What is expected → Leave out the pictures and return every entry exactly as it appears.

Records shown →

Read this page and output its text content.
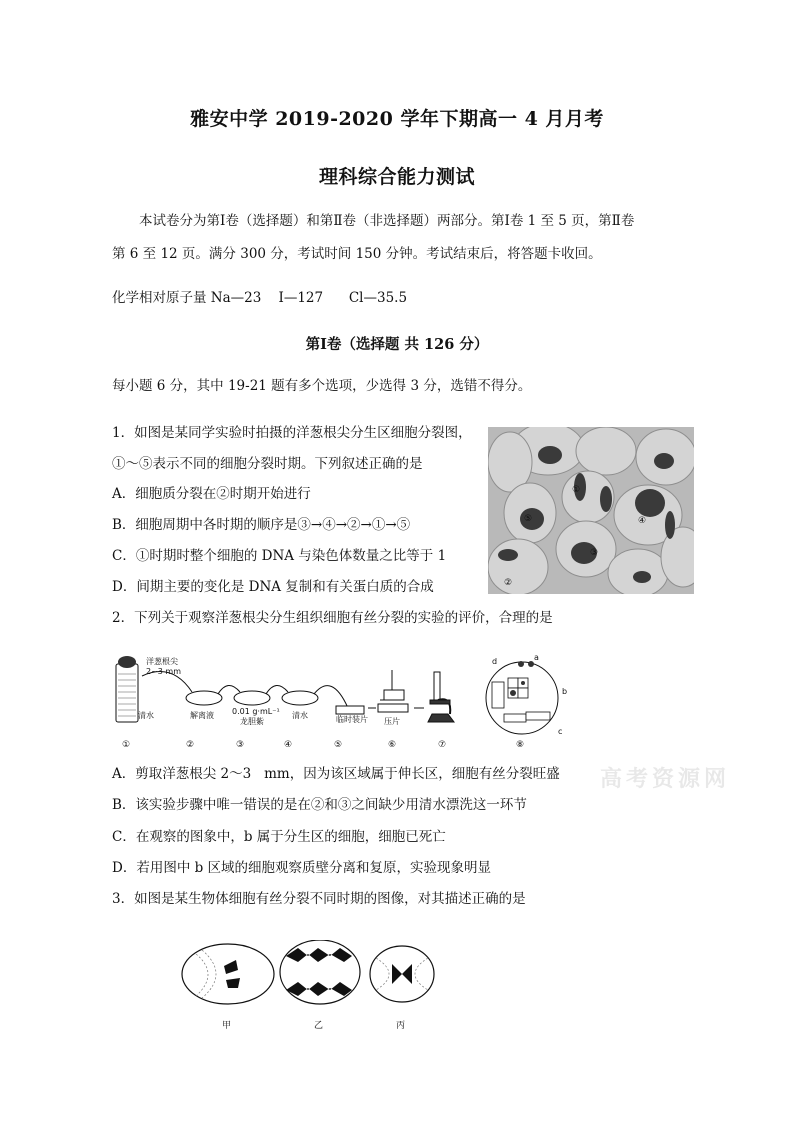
雅安中学 2019-2020 学年下期高一 4 月月考
理科综合能力测试
本试卷分为第Ⅰ卷（选择题）和第Ⅱ卷（非选择题）两部分。第Ⅰ卷 1 至 5 页，第Ⅱ卷
第 6 至 12 页。满分 300 分，考试时间 150 分钟。考试结束后，将答题卡收回。
化学相对原子量 Na—23    I—127      Cl—35.5
第Ⅰ卷（选择题 共 126 分）
每小题 6 分，其中 19-21 题有多个选项，少选得 3 分，选错不得分。
1．如图是某同学实验时拍摄的洋葱根尖分生区细胞分裂图，
①～⑤表示不同的细胞分裂时期。下列叙述正确的是
A．细胞质分裂在②时期开始进行
B．细胞周期中各时期的顺序是③→④→②→①→⑤
C．①时期时整个细胞的 DNA 与染色体数量之比等于 1
D．间期主要的变化是 DNA 复制和有关蛋白质的合成
①
②
③
④
⑤
2．下列关于观察洋葱根尖分生组织细胞有丝分裂的实验的评价，合理的是
洋葱根尖
2~3 mm
清水	解离液 0.01 g·mL⁻¹
龙胆紫
清水	临时装片 压片
d	a
b
c
①	②	③	④	⑤	⑥	⑦	⑧
A．剪取洋葱根尖 2～3   mm，因为该区域属于伸长区，细胞有丝分裂旺盛 高考资源网
B．该实验步骤中唯一错误的是在②和③之间缺少用清水漂洗这一环节
C．在观察的图象中，b 属于分生区的细胞，细胞已死亡
D．若用图中 b 区域的细胞观察质壁分离和复原，实验现象明显
3．如图是某生物体细胞有丝分裂不同时期的图像，对其描述正确的是
甲	乙	丙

Response to this task →
Read this page and output its text content.
雅安中学 2019-2020 学年下期高一 4 月月考
理科综合能力测试
本试卷分为第Ⅰ卷（选择题）和第Ⅱ卷（非选择题）两部分。第Ⅰ卷 1 至 5 页，第Ⅱ卷
第 6 至 12 页。满分 300 分，考试时间 150 分钟。考试结束后，将答题卡收回。
化学相对原子量 Na—23    I—127      Cl—35.5
第Ⅰ卷（选择题 共 126 分）
每小题 6 分，其中 19-21 题有多个选项，少选得 3 分，选错不得分。
1．如图是某同学实验时拍摄的洋葱根尖分生区细胞分裂图，
①～⑤表示不同的细胞分裂时期。下列叙述正确的是
A．细胞质分裂在②时期开始进行
B．细胞周期中各时期的顺序是③→④→②→①→⑤
C．①时期时整个细胞的 DNA 与染色体数量之比等于 1
D．间期主要的变化是 DNA 复制和有关蛋白质的合成
①
②
③
④
⑤
2．下列关于观察洋葱根尖分生组织细胞有丝分裂的实验的评价，合理的是
洋葱根尖
2~3 mm
清水	解离液 0.01 g·mL⁻¹
龙胆紫
清水	临时装片 压片
d	a
b
c
①	②	③	④	⑤	⑥	⑦	⑧
A．剪取洋葱根尖 2～3   mm，因为该区域属于伸长区，细胞有丝分裂旺盛 高考资源网
B．该实验步骤中唯一错误的是在②和③之间缺少用清水漂洗这一环节
C．在观察的图象中，b 属于分生区的细胞，细胞已死亡
D．若用图中 b 区域的细胞观察质壁分离和复原，实验现象明显
3．如图是某生物体细胞有丝分裂不同时期的图像，对其描述正确的是
甲	乙	丙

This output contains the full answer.